-------- Information shown --------
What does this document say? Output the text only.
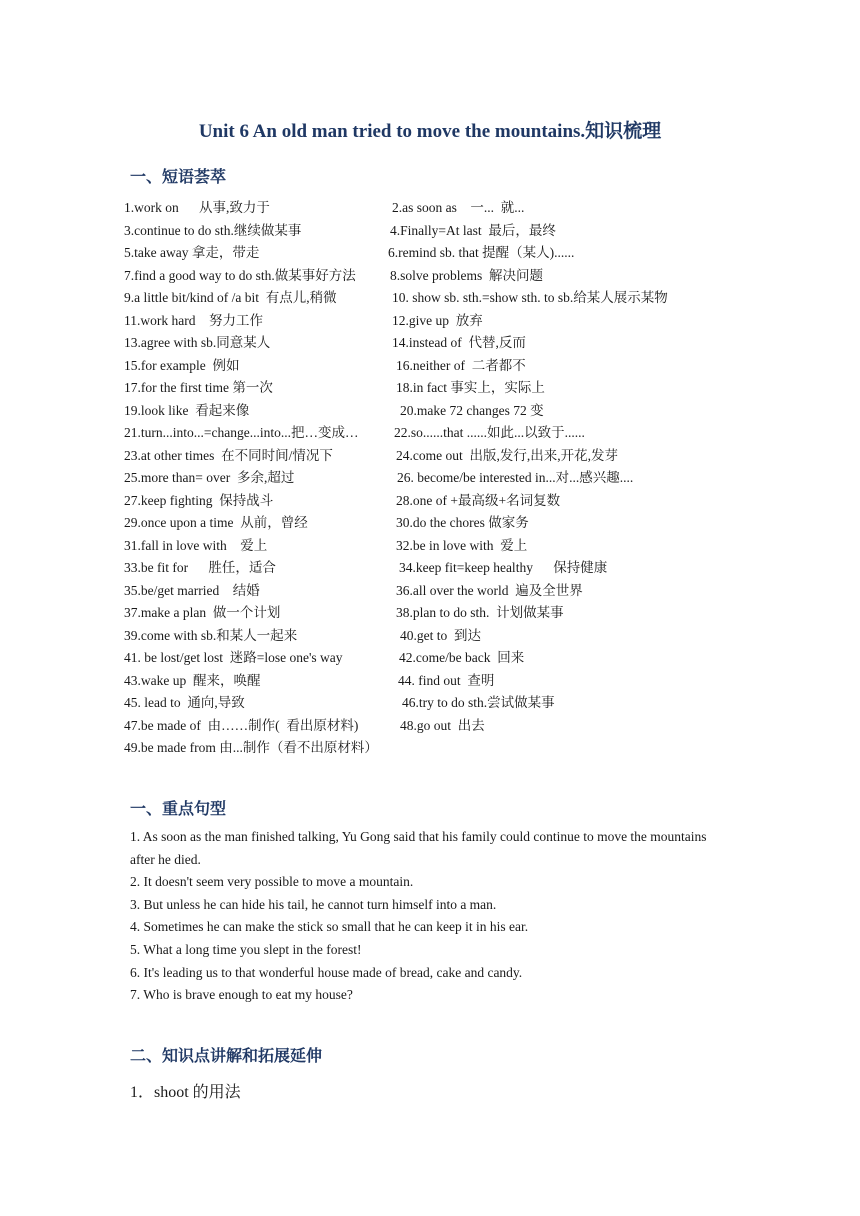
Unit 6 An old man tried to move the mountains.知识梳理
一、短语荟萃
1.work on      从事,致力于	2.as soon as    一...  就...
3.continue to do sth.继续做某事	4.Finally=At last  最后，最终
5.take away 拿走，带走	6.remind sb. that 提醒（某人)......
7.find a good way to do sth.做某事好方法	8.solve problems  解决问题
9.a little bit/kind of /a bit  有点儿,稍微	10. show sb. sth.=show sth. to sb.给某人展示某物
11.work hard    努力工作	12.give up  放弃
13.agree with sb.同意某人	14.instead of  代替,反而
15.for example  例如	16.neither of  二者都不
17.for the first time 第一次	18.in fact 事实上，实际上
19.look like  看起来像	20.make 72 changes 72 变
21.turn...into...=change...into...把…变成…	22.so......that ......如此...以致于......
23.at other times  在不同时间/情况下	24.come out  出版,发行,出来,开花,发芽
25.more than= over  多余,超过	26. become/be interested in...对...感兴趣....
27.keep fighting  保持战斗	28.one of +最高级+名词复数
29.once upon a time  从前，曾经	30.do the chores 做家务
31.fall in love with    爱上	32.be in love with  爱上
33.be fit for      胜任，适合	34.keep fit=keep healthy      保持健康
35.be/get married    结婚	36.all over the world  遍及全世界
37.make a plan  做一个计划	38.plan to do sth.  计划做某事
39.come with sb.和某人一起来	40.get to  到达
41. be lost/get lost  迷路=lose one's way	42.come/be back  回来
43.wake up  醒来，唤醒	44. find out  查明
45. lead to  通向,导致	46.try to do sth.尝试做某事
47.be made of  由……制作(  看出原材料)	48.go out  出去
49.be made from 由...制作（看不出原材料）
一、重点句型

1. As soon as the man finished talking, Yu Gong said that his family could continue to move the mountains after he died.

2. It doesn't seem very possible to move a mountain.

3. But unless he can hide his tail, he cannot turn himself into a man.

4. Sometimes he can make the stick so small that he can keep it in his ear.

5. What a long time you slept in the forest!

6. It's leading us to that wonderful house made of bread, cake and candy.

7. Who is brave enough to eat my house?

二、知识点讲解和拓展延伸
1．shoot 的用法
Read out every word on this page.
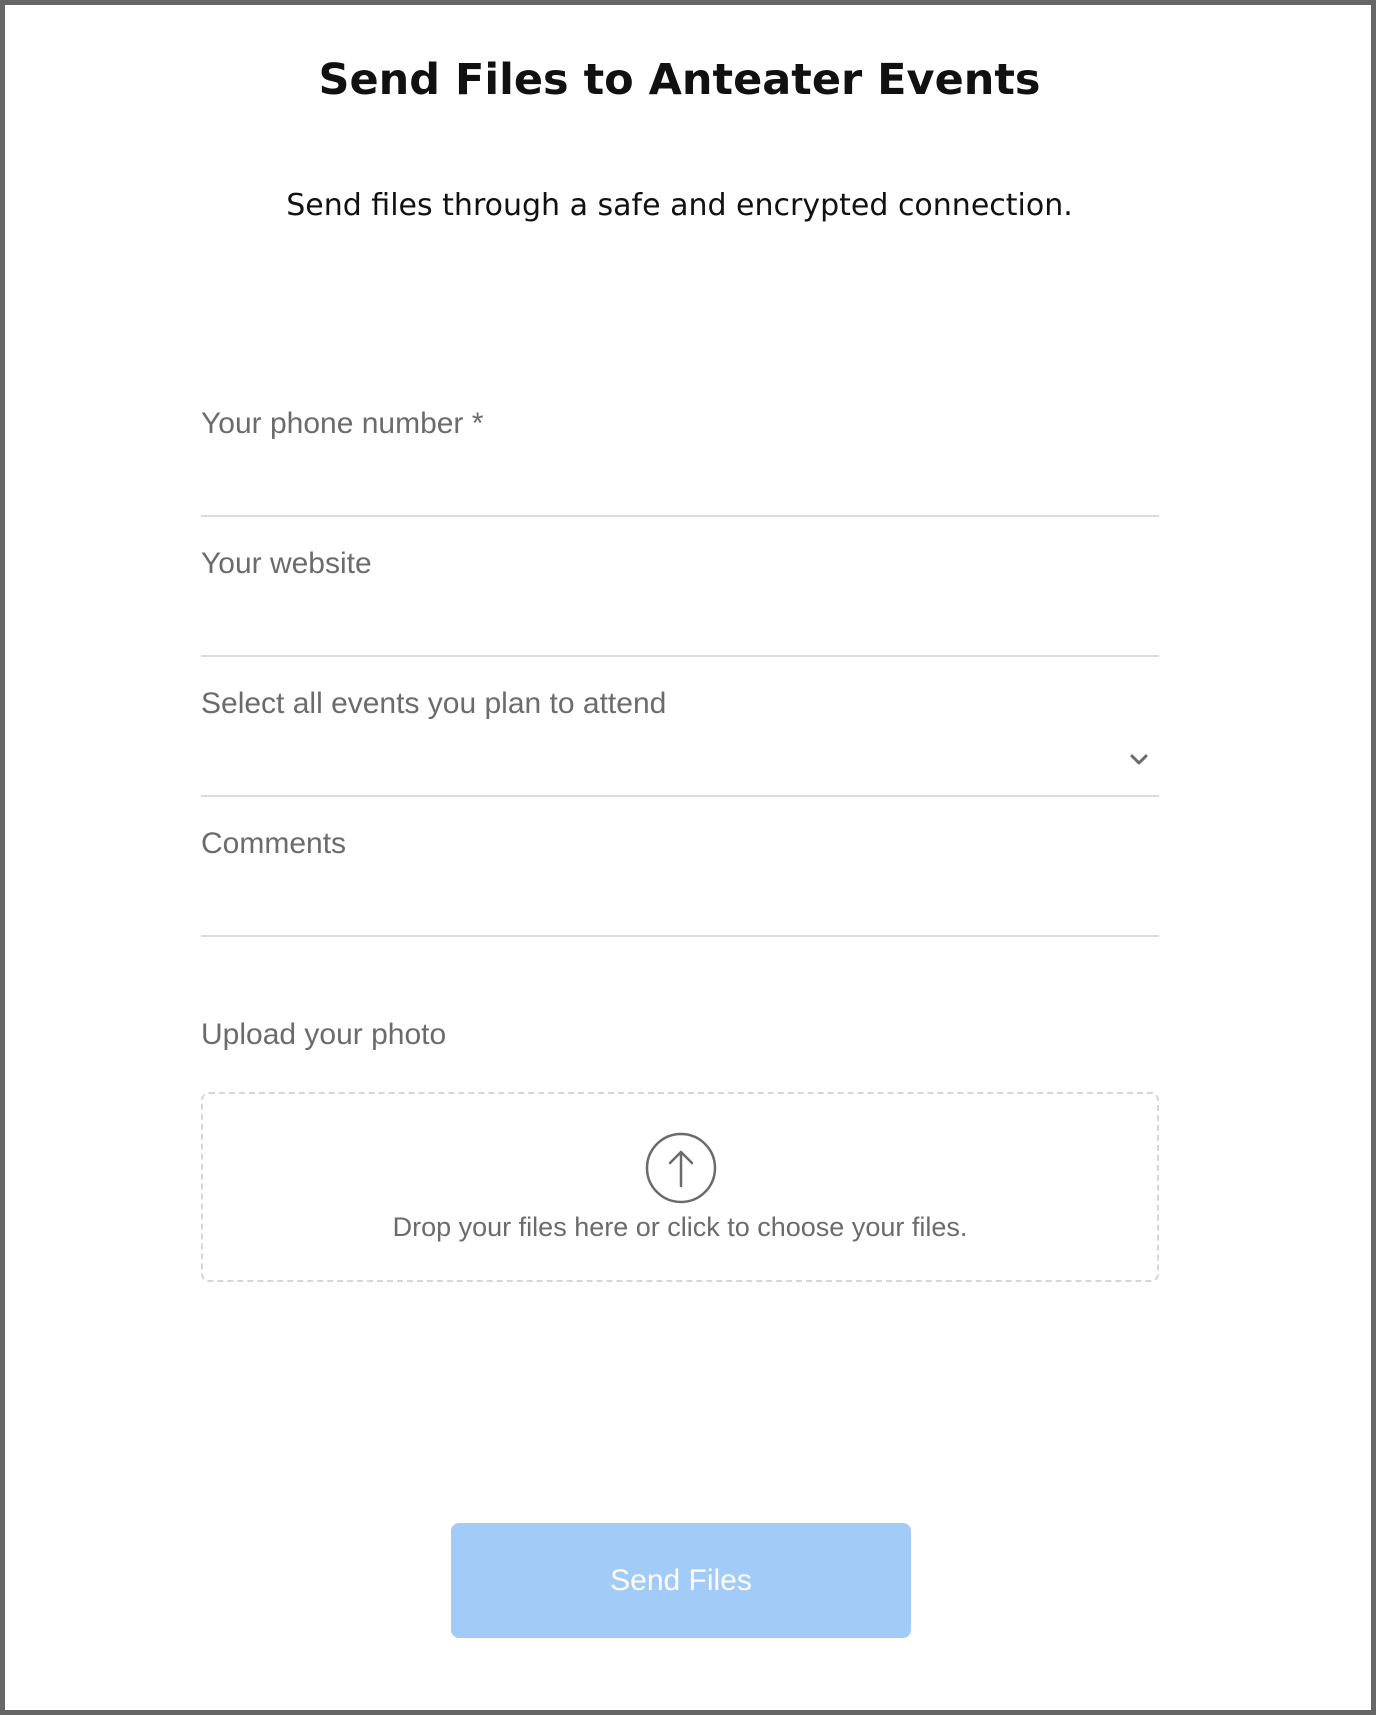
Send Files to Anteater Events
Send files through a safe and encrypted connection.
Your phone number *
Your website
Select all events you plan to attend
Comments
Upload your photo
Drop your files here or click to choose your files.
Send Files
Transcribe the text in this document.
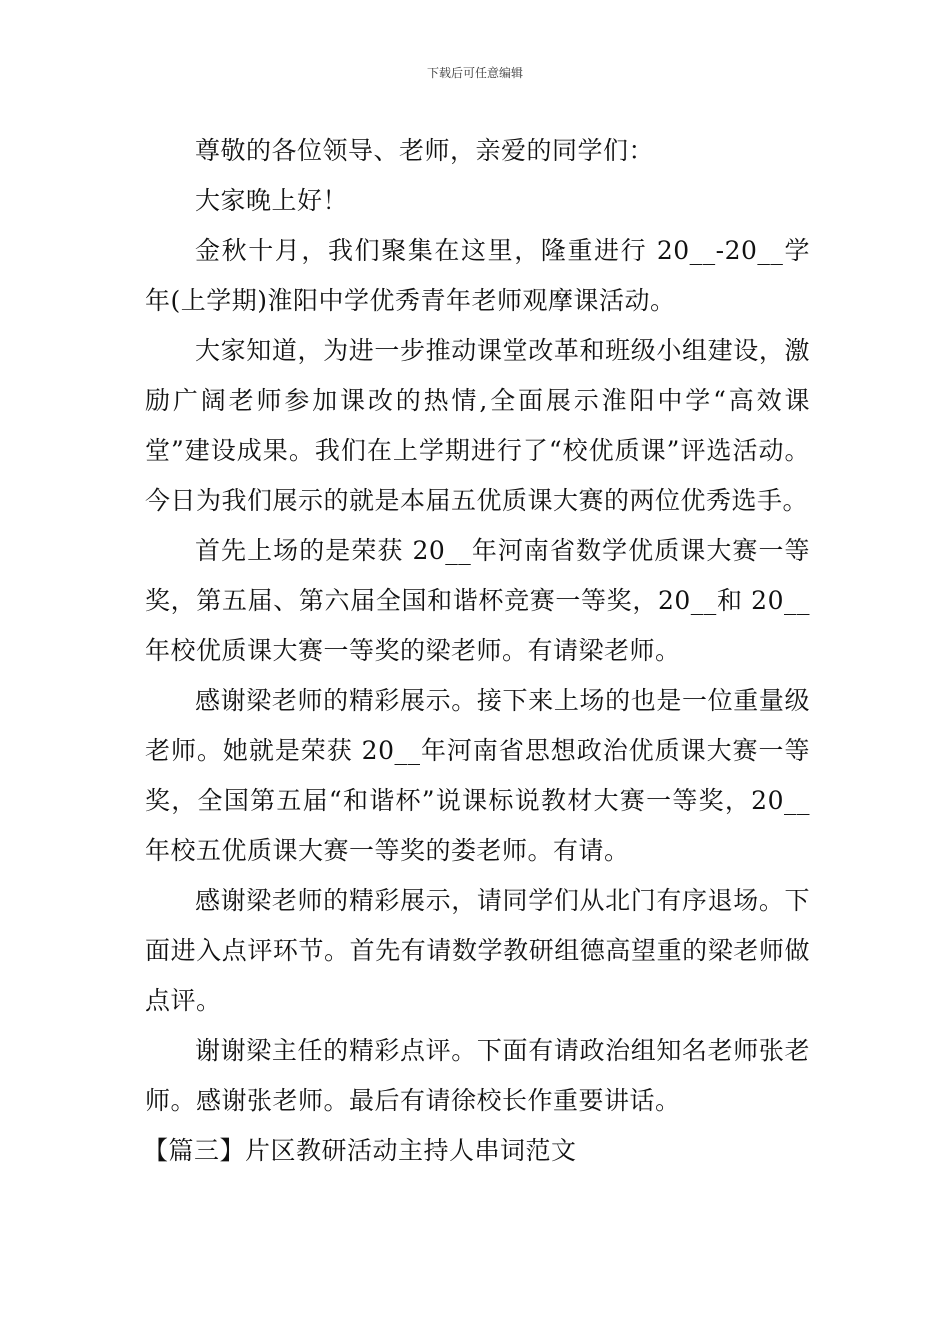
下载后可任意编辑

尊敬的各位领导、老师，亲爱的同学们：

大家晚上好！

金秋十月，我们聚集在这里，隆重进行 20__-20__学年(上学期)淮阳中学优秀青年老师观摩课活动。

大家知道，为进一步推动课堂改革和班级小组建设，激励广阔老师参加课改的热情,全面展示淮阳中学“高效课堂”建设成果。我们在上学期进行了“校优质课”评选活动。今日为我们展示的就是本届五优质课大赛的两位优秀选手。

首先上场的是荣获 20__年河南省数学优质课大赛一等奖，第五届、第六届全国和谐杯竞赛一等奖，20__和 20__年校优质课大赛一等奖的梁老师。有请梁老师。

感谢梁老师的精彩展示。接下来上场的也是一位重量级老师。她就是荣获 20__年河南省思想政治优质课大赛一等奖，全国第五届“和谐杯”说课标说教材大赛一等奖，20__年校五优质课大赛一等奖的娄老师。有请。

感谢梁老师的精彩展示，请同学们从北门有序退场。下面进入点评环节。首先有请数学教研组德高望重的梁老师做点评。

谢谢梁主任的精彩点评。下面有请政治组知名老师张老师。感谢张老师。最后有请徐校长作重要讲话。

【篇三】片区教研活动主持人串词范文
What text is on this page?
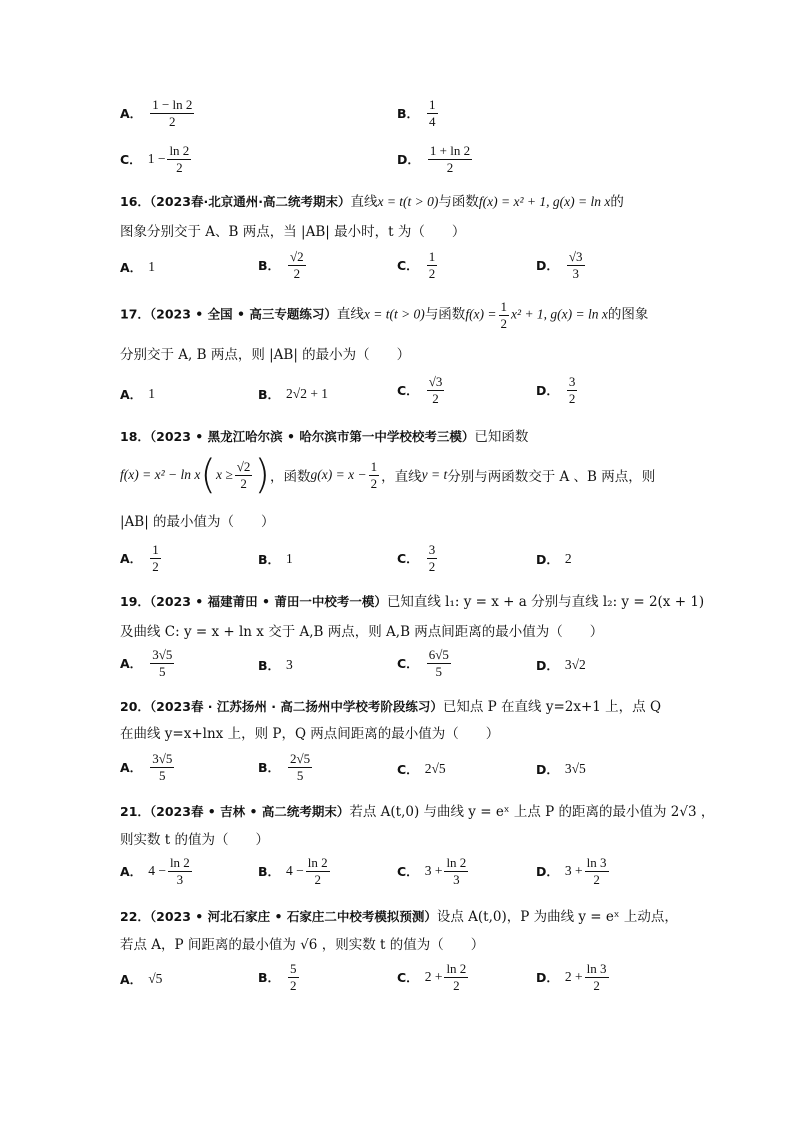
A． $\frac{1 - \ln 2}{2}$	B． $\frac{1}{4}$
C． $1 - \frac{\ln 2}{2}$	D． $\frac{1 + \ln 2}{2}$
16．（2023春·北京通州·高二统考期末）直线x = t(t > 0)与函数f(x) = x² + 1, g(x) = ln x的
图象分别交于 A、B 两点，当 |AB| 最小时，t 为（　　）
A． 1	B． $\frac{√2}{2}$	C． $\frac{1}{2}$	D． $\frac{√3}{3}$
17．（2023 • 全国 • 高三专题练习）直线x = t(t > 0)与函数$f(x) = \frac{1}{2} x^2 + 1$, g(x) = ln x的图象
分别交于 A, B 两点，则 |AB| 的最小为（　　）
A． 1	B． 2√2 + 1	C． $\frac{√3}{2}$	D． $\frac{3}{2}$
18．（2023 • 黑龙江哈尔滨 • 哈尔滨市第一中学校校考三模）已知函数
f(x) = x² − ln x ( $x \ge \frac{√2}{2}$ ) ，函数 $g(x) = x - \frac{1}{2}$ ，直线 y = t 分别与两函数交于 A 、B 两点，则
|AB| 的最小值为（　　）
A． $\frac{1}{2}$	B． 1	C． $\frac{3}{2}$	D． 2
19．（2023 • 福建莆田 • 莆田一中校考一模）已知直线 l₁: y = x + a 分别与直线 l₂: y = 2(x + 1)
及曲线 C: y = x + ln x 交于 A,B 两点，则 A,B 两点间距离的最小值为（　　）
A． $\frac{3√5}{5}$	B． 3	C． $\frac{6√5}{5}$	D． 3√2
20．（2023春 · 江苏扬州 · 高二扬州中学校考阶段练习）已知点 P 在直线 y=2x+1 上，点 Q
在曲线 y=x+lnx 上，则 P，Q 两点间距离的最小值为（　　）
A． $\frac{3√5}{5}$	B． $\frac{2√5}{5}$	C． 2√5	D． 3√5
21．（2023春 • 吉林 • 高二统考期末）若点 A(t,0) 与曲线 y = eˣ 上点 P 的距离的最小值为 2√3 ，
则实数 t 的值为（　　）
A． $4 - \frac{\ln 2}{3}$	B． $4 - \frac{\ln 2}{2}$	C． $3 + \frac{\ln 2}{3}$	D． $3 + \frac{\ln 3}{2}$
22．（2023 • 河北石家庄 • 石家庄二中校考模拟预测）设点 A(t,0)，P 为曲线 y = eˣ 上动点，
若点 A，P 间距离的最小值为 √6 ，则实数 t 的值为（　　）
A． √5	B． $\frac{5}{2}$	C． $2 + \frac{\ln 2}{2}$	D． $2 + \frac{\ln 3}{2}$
--------
* **Stated goal**: Show each line holding the word "frac".

* **Result of the task**:
A． $\frac{1 - \ln 2}{2}$	B． $\frac{1}{4}$
C． $1 - \frac{\ln 2}{2}$	D． $\frac{1 + \ln 2}{2}$
A． 1	B． $\frac{√2}{2}$	C． $\frac{1}{2}$	D． $\frac{√3}{3}$
17．（2023 • 全国 • 高三专题练习）直线x = t(t > 0)与函数$f(x) = \frac{1}{2} x^2 + 1$, g(x) = ln x的图象
A． 1	B． 2√2 + 1	C． $\frac{√3}{2}$	D． $\frac{3}{2}$
f(x) = x² − ln x ( $x \ge \frac{√2}{2}$ ) ，函数 $g(x) = x - \frac{1}{2}$ ，直线 y = t 分别与两函数交于 A 、B 两点，则
A． $\frac{1}{2}$	B． 1	C． $\frac{3}{2}$	D． 2
A． $\frac{3√5}{5}$	B． 3	C． $\frac{6√5}{5}$	D． 3√2
A． $\frac{3√5}{5}$	B． $\frac{2√5}{5}$	C． 2√5	D． 3√5
A． $4 - \frac{\ln 2}{3}$	B． $4 - \frac{\ln 2}{2}$	C． $3 + \frac{\ln 2}{3}$	D． $3 + \frac{\ln 3}{2}$
A． √5	B． $\frac{5}{2}$	C． $2 + \frac{\ln 2}{2}$	D． $2 + \frac{\ln 3}{2}$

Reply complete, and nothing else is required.